WORK TO COMPLETE
Omit all pictures, then retype the data exactly as given.
— Start of THE INPUT —
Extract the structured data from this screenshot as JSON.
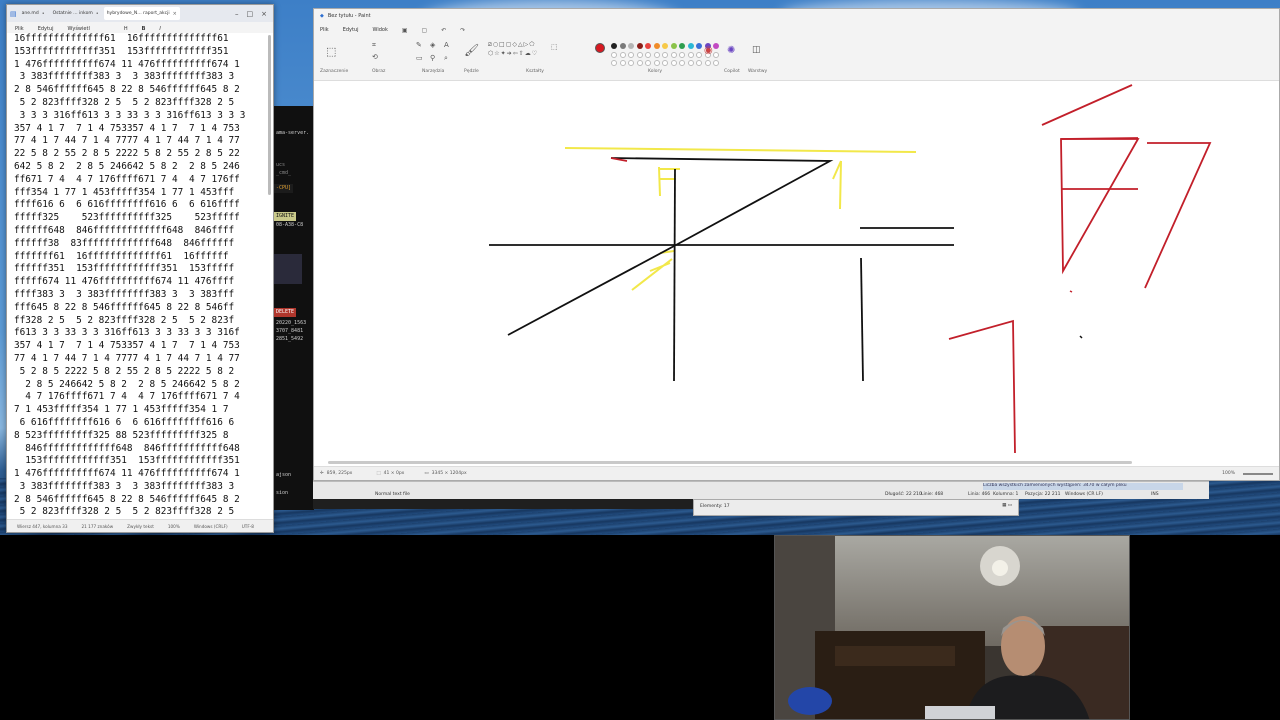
{
  "notepad": {
    "tabs": [
      {
        "label": "ane.md"
      },
      {
        "label": "Ostatnie … inkom"
      },
      {
        "label": "hybrydowe_N… raport_akcji"
      }
    ],
    "menu": [
      "Plik",
      "Edytuj",
      "Wyświetl"
    ],
    "menu_icons": [
      "H",
      "B",
      "I"
    ],
    "lines": [
      "16ffffffffffffff61  16ffffffffffffff61",
      "153ffffffffffff351  153ffffffffffff351",
      "1 476ffffffffff674 11 476ffffffffff674 1",
      " 3 383ffffffff383 3  3 383ffffffff383 3",
      "2 8 546ffffff645 8 22 8 546ffffff645 8 2",
      " 5 2 823ffff328 2 5  5 2 823ffff328 2 5",
      " 3 3 3 316ff613 3 3 33 3 3 316ff613 3 3 3",
      "357 4 1 7  7 1 4 753357 4 1 7  7 1 4 753",
      "77 4 1 7 44 7 1 4 7777 4 1 7 44 7 1 4 77",
      "22 5 8 2 55 2 8 5 2222 5 8 2 55 2 8 5 22",
      "642 5 8 2  2 8 5 246642 5 8 2  2 8 5 246",
      "ff671 7 4  4 7 176ffff671 7 4  4 7 176ff",
      "fff354 1 77 1 453fffff354 1 77 1 453fff",
      "ffff616 6  6 616ffffffff616 6  6 616ffff",
      "fffff325    523ffffffffff325    523fffff",
      "ffffff648  846fffffffffffff648  846ffff",
      "ffffff38  83fffffffffffff648  846ffffff",
      "fffffff61  16fffffffffffff61  16ffffff",
      "ffffff351  153ffffffffffff351  153fffff",
      "fffff674 11 476ffffffffff674 11 476ffff",
      "ffff383 3  3 383ffffffff383 3  3 383fff",
      "fff645 8 22 8 546ffffff645 8 22 8 546ff",
      "ff328 2 5  5 2 823ffff328 2 5  5 2 823f",
      "f613 3 3 33 3 3 316ff613 3 3 33 3 3 316f",
      "357 4 1 7  7 1 4 753357 4 1 7  7 1 4 753",
      "77 4 1 7 44 7 1 4 7777 4 1 7 44 7 1 4 77",
      " 5 2 8 5 2222 5 8 2 55 2 8 5 2222 5 8 2",
      "  2 8 5 246642 5 8 2  2 8 5 246642 5 8 2",
      "  4 7 176ffff671 7 4  4 7 176ffff671 7 4",
      "7 1 453fffff354 1 77 1 453fffff354 1 7",
      " 6 616ffffffff616 6  6 616ffffffff616 6",
      "8 523fffffffff325 88 523fffffffff325 8",
      "  846fffffffffffff648  846fffffffffff648",
      "  153ffffffffffff351  153ffffffffffff351",
      "1 476ffffffffff674 11 476ffffffffff674 1",
      " 3 383ffffffff383 3  3 383ffffffff383 3",
      "2 8 546ffffff645 8 22 8 546ffffff645 8 2",
      " 5 2 823ffff328 2 5  5 2 823ffff328 2 5",
      "3 3 3 316ff613 3 3 33 3 3 316ff613 3 3 3"
    ],
    "status": [
      "Wiersz 447, kolumna 33",
      "21 177 znaków",
      "Zwykły tekst",
      "100%",
      "Windows (CRLF)",
      "UTF-8"
    ]
  },
  "terminal": {
    "lines": [
      "ama-server.",
      "ucs",
      "",
      "_cmd_",
      "08-A38-C8",
      "20220_1563",
      "3707_8481",
      "2851_5492",
      "ajson",
      "sion"
    ],
    "tags": [
      "-CPU]",
      "IGNITE",
      "DELETE"
    ]
  },
  "paint": {
    "title": "Bez tytułu - Paint",
    "menu": [
      "Plik",
      "Edytuj",
      "Widok"
    ],
    "groups": [
      "Zaznaczenie",
      "Obraz",
      "Narzędzia",
      "Pędzle",
      "Kształty",
      "Kolory",
      "Copilot",
      "Warstwy"
    ],
    "colors": [
      "#d71921",
      "#222222",
      "#7a7a7a",
      "#b5b5b5",
      "#8c1d18",
      "#e8433f",
      "#f08c2a",
      "#f7c948",
      "#8bc34a",
      "#2e9e4f",
      "#2bb8d6",
      "#3a6fd8",
      "#6a45c2",
      "#c24ac2"
    ],
    "status": {
      "cursor": "859, 225px",
      "selection": "41 × 0px",
      "size": "3345 × 1204px",
      "zoom": "100%"
    }
  },
  "editor_bar": {
    "mode": "Normal text file",
    "stats": [
      "Długość: 22 210",
      "Linie: 468",
      "Linia: 466",
      "Kolumna: 1",
      "Pozycja: 22 211",
      "Windows (CR LF)",
      "INS"
    ],
    "message": "Liczba wszystkich zamienionych wystąpień: 3470 w całym pliku"
  },
  "elements": {
    "label": "Elementy: 17"
  }
}
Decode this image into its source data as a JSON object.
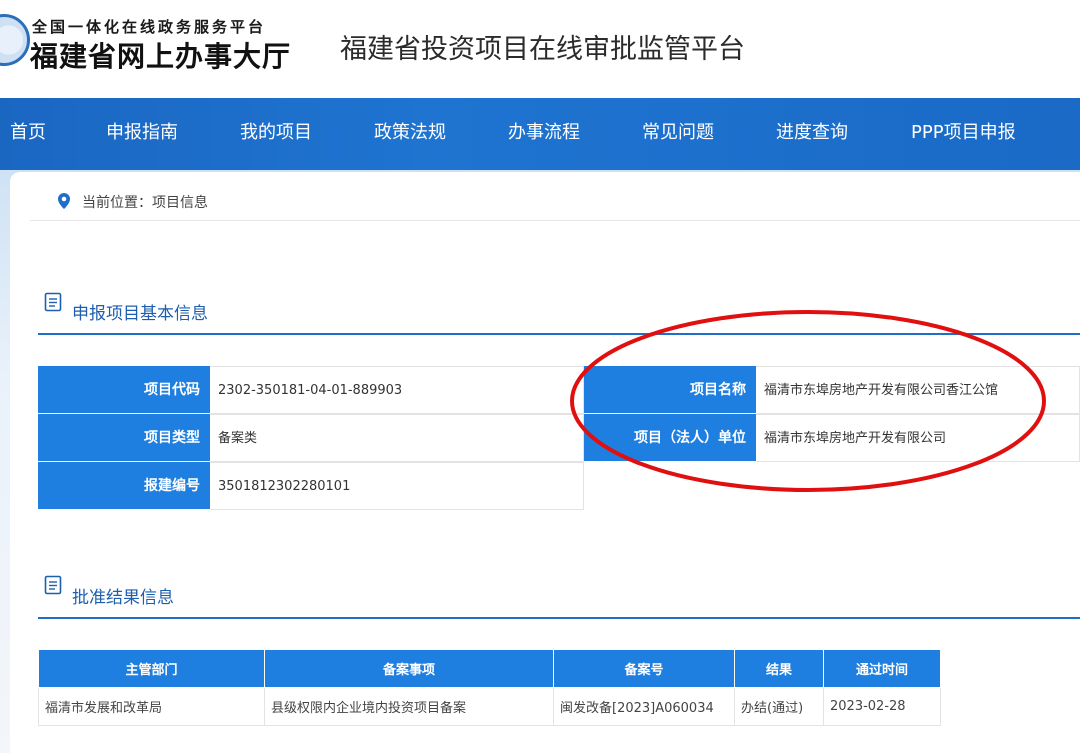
{
  "header": {
    "brand_top": "全国一体化在线政务服务平台",
    "brand_main": "福建省网上办事大厅",
    "platform_title": "福建省投资项目在线审批监管平台"
  },
  "nav": {
    "items": [
      "首页",
      "申报指南",
      "我的项目",
      "政策法规",
      "办事流程",
      "常见问题",
      "进度查询",
      "PPP项目申报"
    ]
  },
  "breadcrumb": {
    "text": "当前位置：项目信息"
  },
  "basic_info": {
    "title": "申报项目基本信息",
    "fields": [
      {
        "label": "项目代码",
        "value": "2302-350181-04-01-889903"
      },
      {
        "label": "项目类型",
        "value": "备案类"
      },
      {
        "label": "报建编号",
        "value": "3501812302280101"
      },
      {
        "label": "项目名称",
        "value": "福清市东埠房地产开发有限公司香江公馆"
      },
      {
        "label": "项目（法人）单位",
        "value": "福清市东埠房地产开发有限公司"
      }
    ]
  },
  "approval": {
    "title": "批准结果信息",
    "columns": [
      "主管部门",
      "备案事项",
      "备案号",
      "结果",
      "通过时间"
    ],
    "rows": [
      [
        "福清市发展和改革局",
        "县级权限内企业境内投资项目备案",
        "闽发改备[2023]A060034",
        "办结(通过)",
        "2023-02-28"
      ]
    ]
  },
  "colors": {
    "nav_blue": "#1a67c2",
    "label_blue": "#1f7fe0",
    "annotation_red": "#e01010"
  },
  "icons": [
    "emblem-logo",
    "location-pin-icon",
    "document-icon"
  ]
}
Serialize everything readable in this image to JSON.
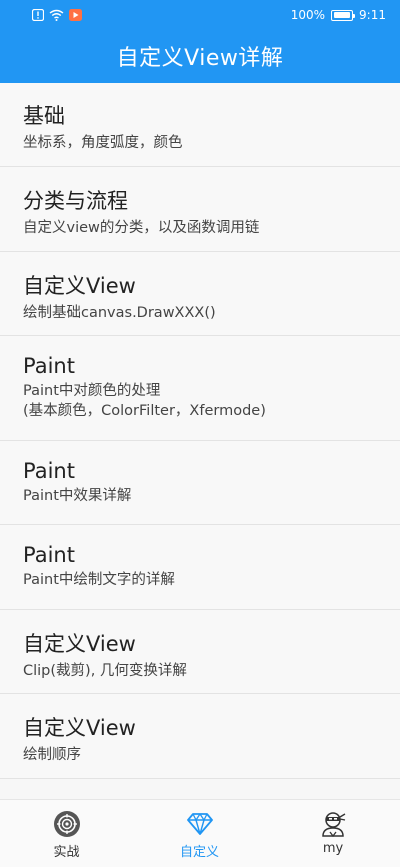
{
  "status_bar": {
    "battery_text": "100%",
    "time": "9:11"
  },
  "header": {
    "title": "自定义View详解",
    "color": "#2196f3"
  },
  "list": {
    "items": [
      {
        "title": "基础",
        "desc": [
          "坐标系，角度弧度，颜色"
        ]
      },
      {
        "title": "分类与流程",
        "desc": [
          "自定义view的分类，以及函数调用链"
        ]
      },
      {
        "title": "自定义View",
        "desc": [
          "绘制基础canvas.DrawXXX()"
        ]
      },
      {
        "title": "Paint",
        "desc": [
          "Paint中对颜色的处理",
          "(基本颜色，ColorFilter，Xfermode)"
        ]
      },
      {
        "title": "Paint",
        "desc": [
          "Paint中效果详解"
        ]
      },
      {
        "title": "Paint",
        "desc": [
          "Paint中绘制文字的详解"
        ]
      },
      {
        "title": "自定义View",
        "desc": [
          "Clip(裁剪), 几何变换详解"
        ]
      },
      {
        "title": "自定义View",
        "desc": [
          "绘制顺序"
        ]
      }
    ]
  },
  "bottom_nav": {
    "tabs": [
      {
        "label": "实战",
        "icon": "target-icon"
      },
      {
        "label": "自定义",
        "icon": "diamond-icon",
        "active": true
      },
      {
        "label": "my",
        "icon": "ninja-avatar-icon"
      }
    ],
    "active_color": "#2196f3"
  }
}
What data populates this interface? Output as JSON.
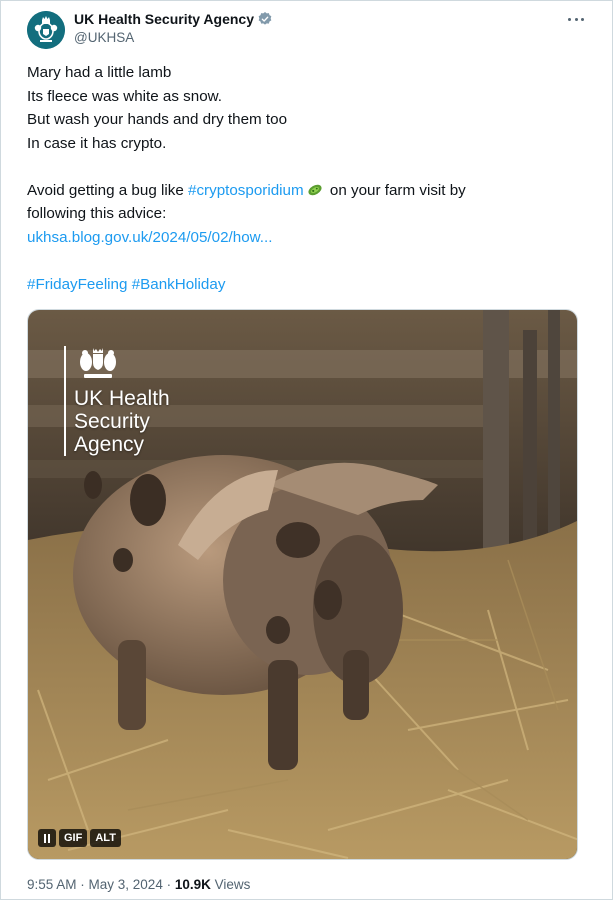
— End of THE INPUT —
OUTPUT OF THE EXERCISE
Extract the structured data from this screenshot as JSON.
{
  "notepad": {
    "tabs": [
      {
        "label": "ane.md"
      },
      {
        "label": "Ostatnie … inkom"
      },
      {
        "label": "hybrydowe_N… raport_akcji"
      }
    ],
    "menu": [
      "Plik",
      "Edytuj",
      "Wyświetl"
    ],
    "menu_icons": [
      "H",
      "B",
      "I"
    ],
    "lines": [
      "16ffffffffffffff61  16ffffffffffffff61",
      "153ffffffffffff351  153ffffffffffff351",
      "1 476ffffffffff674 11 476ffffffffff674 1",
      " 3 383ffffffff383 3  3 383ffffffff383 3",
      "2 8 546ffffff645 8 22 8 546ffffff645 8 2",
      " 5 2 823ffff328 2 5  5 2 823ffff328 2 5",
      " 3 3 3 316ff613 3 3 33 3 3 316ff613 3 3 3",
      "357 4 1 7  7 1 4 753357 4 1 7  7 1 4 753",
      "77 4 1 7 44 7 1 4 7777 4 1 7 44 7 1 4 77",
      "22 5 8 2 55 2 8 5 2222 5 8 2 55 2 8 5 22",
      "642 5 8 2  2 8 5 246642 5 8 2  2 8 5 246",
      "ff671 7 4  4 7 176ffff671 7 4  4 7 176ff",
      "fff354 1 77 1 453fffff354 1 77 1 453fff",
      "ffff616 6  6 616ffffffff616 6  6 616ffff",
      "fffff325    523ffffffffff325    523fffff",
      "ffffff648  846fffffffffffff648  846ffff",
      "ffffff38  83fffffffffffff648  846ffffff",
      "fffffff61  16fffffffffffff61  16ffffff",
      "ffffff351  153ffffffffffff351  153fffff",
      "fffff674 11 476ffffffffff674 11 476ffff",
      "ffff383 3  3 383ffffffff383 3  3 383fff",
      "fff645 8 22 8 546ffffff645 8 22 8 546ff",
      "ff328 2 5  5 2 823ffff328 2 5  5 2 823f",
      "f613 3 3 33 3 3 316ff613 3 3 33 3 3 316f",
      "357 4 1 7  7 1 4 753357 4 1 7  7 1 4 753",
      "77 4 1 7 44 7 1 4 7777 4 1 7 44 7 1 4 77",
      " 5 2 8 5 2222 5 8 2 55 2 8 5 2222 5 8 2",
      "  2 8 5 246642 5 8 2  2 8 5 246642 5 8 2",
      "  4 7 176ffff671 7 4  4 7 176ffff671 7 4",
      "7 1 453fffff354 1 77 1 453fffff354 1 7",
      " 6 616ffffffff616 6  6 616ffffffff616 6",
      "8 523fffffffff325 88 523fffffffff325 8",
      "  846fffffffffffff648  846fffffffffff648",
      "  153ffffffffffff351  153ffffffffffff351",
      "1 476ffffffffff674 11 476ffffffffff674 1",
      " 3 383ffffffff383 3  3 383ffffffff383 3",
      "2 8 546ffffff645 8 22 8 546ffffff645 8 2",
      " 5 2 823ffff328 2 5  5 2 823ffff328 2 5",
      "3 3 3 316ff613 3 3 33 3 3 316ff613 3 3 3"
    ],
    "status": [
      "Wiersz 447, kolumna 33",
      "21 177 znaków",
      "Zwykły tekst",
      "100%",
      "Windows (CRLF)",
      "UTF-8"
    ]
  },
  "terminal": {
    "lines": [
      "ama-server.",
      "ucs",
      "",
      "_cmd_",
      "08-A38-C8",
      "20220_1563",
      "3707_8481",
      "2851_5492",
      "ajson",
      "sion"
    ],
    "tags": [
      "-CPU]",
      "IGNITE",
      "DELETE"
    ]
  },
  "paint": {
    "title": "Bez tytułu - Paint",
    "menu": [
      "Plik",
      "Edytuj",
      "Widok"
    ],
    "groups": [
      "Zaznaczenie",
      "Obraz",
      "Narzędzia",
      "Pędzle",
      "Kształty",
      "Kolory",
      "Copilot",
      "Warstwy"
    ],
    "colors": [
      "#d71921",
      "#222222",
      "#7a7a7a",
      "#b5b5b5",
      "#8c1d18",
      "#e8433f",
      "#f08c2a",
      "#f7c948",
      "#8bc34a",
      "#2e9e4f",
      "#2bb8d6",
      "#3a6fd8",
      "#6a45c2",
      "#c24ac2"
    ],
    "status": {
      "cursor": "859, 225px",
      "selection": "41 × 0px",
      "size": "3345 × 1204px",
      "zoom": "100%"
    }
  },
  "editor_bar": {
    "mode": "Normal text file",
    "stats": [
      "Długość: 22 210",
      "Linie: 468",
      "Linia: 466",
      "Kolumna: 1",
      "Pozycja: 22 211",
      "Windows (CR LF)",
      "INS"
    ],
    "message": "Liczba wszystkich zamienionych wystąpień: 3470 w całym pliku"
  },
  "elements": {
    "label": "Elementy: 17"
  }
}
Decode this image into its source data as a JSON object.
{
  "header": {
    "brand_top": "全国一体化在线政务服务平台",
    "brand_main": "福建省网上办事大厅",
    "platform_title": "福建省投资项目在线审批监管平台"
  },
  "nav": {
    "items": [
      "首页",
      "申报指南",
      "我的项目",
      "政策法规",
      "办事流程",
      "常见问题",
      "进度查询",
      "PPP项目申报"
    ]
  },
  "breadcrumb": {
    "text": "当前位置：项目信息"
  },
  "basic_info": {
    "title": "申报项目基本信息",
    "fields": [
      {
        "label": "项目代码",
        "value": "2302-350181-04-01-889903"
      },
      {
        "label": "项目类型",
        "value": "备案类"
      },
      {
        "label": "报建编号",
        "value": "3501812302280101"
      },
      {
        "label": "项目名称",
        "value": "福清市东埠房地产开发有限公司香江公馆"
      },
      {
        "label": "项目（法人）单位",
        "value": "福清市东埠房地产开发有限公司"
      }
    ]
  },
  "approval": {
    "title": "批准结果信息",
    "columns": [
      "主管部门",
      "备案事项",
      "备案号",
      "结果",
      "通过时间"
    ],
    "rows": [
      [
        "福清市发展和改革局",
        "县级权限内企业境内投资项目备案",
        "闽发改备[2023]A060034",
        "办结(通过)",
        "2023-02-28"
      ]
    ]
  },
  "colors": {
    "nav_blue": "#1a67c2",
    "label_blue": "#1f7fe0",
    "annotation_red": "#e01010"
  },
  "icons": [
    "emblem-logo",
    "location-pin-icon",
    "document-icon"
  ]
}
Serialize everything readable in this image to JSON.
{
  "status_bar": {
    "battery_text": "100%",
    "time": "9:11"
  },
  "header": {
    "title": "自定义View详解",
    "color": "#2196f3"
  },
  "list": {
    "items": [
      {
        "title": "基础",
        "desc": [
          "坐标系，角度弧度，颜色"
        ]
      },
      {
        "title": "分类与流程",
        "desc": [
          "自定义view的分类，以及函数调用链"
        ]
      },
      {
        "title": "自定义View",
        "desc": [
          "绘制基础canvas.DrawXXX()"
        ]
      },
      {
        "title": "Paint",
        "desc": [
          "Paint中对颜色的处理",
          "(基本颜色，ColorFilter，Xfermode)"
        ]
      },
      {
        "title": "Paint",
        "desc": [
          "Paint中效果详解"
        ]
      },
      {
        "title": "Paint",
        "desc": [
          "Paint中绘制文字的详解"
        ]
      },
      {
        "title": "自定义View",
        "desc": [
          "Clip(裁剪), 几何变换详解"
        ]
      },
      {
        "title": "自定义View",
        "desc": [
          "绘制顺序"
        ]
      }
    ]
  },
  "bottom_nav": {
    "tabs": [
      {
        "label": "实战",
        "icon": "target-icon"
      },
      {
        "label": "自定义",
        "icon": "diamond-icon",
        "active": true
      },
      {
        "label": "my",
        "icon": "ninja-avatar-icon"
      }
    ],
    "active_color": "#2196f3"
  }
}
What data populates this interface? Output as JSON.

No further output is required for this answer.